### STATED TASK:
Transcribe the records below exactly as they appear, omitting any pictures.

----

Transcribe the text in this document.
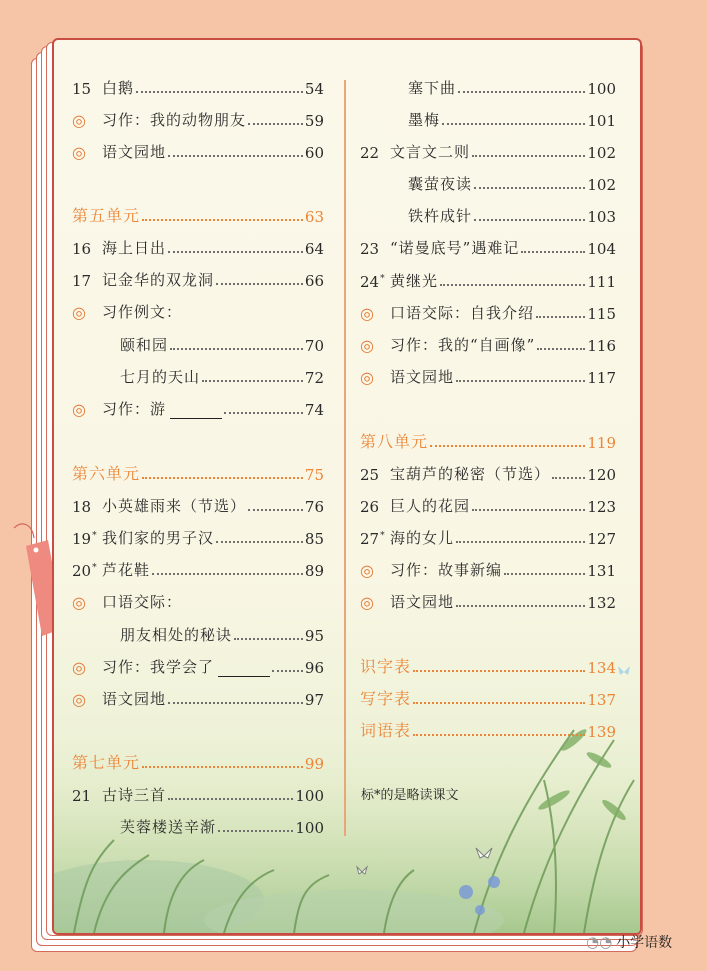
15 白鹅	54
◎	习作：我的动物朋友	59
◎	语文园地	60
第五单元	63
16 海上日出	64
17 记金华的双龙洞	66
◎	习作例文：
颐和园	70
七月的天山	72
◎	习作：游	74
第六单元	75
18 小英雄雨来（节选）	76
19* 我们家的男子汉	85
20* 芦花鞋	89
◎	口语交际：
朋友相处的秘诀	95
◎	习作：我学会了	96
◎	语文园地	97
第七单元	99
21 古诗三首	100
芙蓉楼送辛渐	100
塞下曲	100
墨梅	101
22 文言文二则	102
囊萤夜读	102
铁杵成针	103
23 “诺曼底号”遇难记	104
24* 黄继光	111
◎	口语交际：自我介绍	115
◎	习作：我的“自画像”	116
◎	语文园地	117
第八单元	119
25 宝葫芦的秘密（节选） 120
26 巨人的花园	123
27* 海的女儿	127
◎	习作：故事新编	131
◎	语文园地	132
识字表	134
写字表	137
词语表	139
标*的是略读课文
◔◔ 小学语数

----

### IN RESPONSE:
Transcribe the text in this document.
15 白鹅	54
◎	习作：我的动物朋友	59
◎	语文园地	60
第五单元	63
16 海上日出	64
17 记金华的双龙洞	66
◎	习作例文：
颐和园	70
七月的天山	72
◎	习作：游	74
第六单元	75
18 小英雄雨来（节选）	76
19* 我们家的男子汉	85
20* 芦花鞋	89
◎	口语交际：
朋友相处的秘诀	95
◎	习作：我学会了	96
◎	语文园地	97
第七单元	99
21 古诗三首	100
芙蓉楼送辛渐	100
塞下曲	100
墨梅	101
22 文言文二则	102
囊萤夜读	102
铁杵成针	103
23 “诺曼底号”遇难记	104
24* 黄继光	111
◎	口语交际：自我介绍	115
◎	习作：我的“自画像”	116
◎	语文园地	117
第八单元	119
25 宝葫芦的秘密（节选） 120
26 巨人的花园	123
27* 海的女儿	127
◎	习作：故事新编	131
◎	语文园地	132
识字表	134
写字表	137
词语表	139
标*的是略读课文
◔◔ 小学语数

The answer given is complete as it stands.